[START Materials provided]
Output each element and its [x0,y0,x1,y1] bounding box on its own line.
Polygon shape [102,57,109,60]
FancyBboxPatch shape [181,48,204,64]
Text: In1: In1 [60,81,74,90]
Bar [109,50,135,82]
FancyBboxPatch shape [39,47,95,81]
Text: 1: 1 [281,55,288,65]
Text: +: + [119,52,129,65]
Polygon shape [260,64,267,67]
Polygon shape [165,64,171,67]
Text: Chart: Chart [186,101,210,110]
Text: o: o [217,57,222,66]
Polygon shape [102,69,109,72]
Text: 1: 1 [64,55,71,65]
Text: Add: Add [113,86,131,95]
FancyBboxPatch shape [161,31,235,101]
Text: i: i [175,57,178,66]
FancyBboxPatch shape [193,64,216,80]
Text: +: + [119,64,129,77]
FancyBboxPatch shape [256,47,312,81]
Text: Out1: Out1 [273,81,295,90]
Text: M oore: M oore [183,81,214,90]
[END Materials provided]
* Exercise details *
Switch every "Polygon" in the data above to "Triangle" and write out all the lines again, with nothing else changed.

* Response below *
Output each element and its [x0,y0,x1,y1] bounding box on its own line.
Triangle shape [102,57,109,60]
FancyBboxPatch shape [181,48,204,64]
Text: In1: In1 [60,81,74,90]
Bar [109,50,135,82]
FancyBboxPatch shape [39,47,95,81]
Text: 1: 1 [281,55,288,65]
Text: +: + [119,52,129,65]
Triangle shape [260,64,267,67]
Triangle shape [165,64,171,67]
Text: Chart: Chart [186,101,210,110]
Text: o: o [217,57,222,66]
Triangle shape [102,69,109,72]
Text: 1: 1 [64,55,71,65]
Text: Add: Add [113,86,131,95]
FancyBboxPatch shape [161,31,235,101]
Text: i: i [175,57,178,66]
FancyBboxPatch shape [193,64,216,80]
Text: +: + [119,64,129,77]
FancyBboxPatch shape [256,47,312,81]
Text: Out1: Out1 [273,81,295,90]
Text: M oore: M oore [183,81,214,90]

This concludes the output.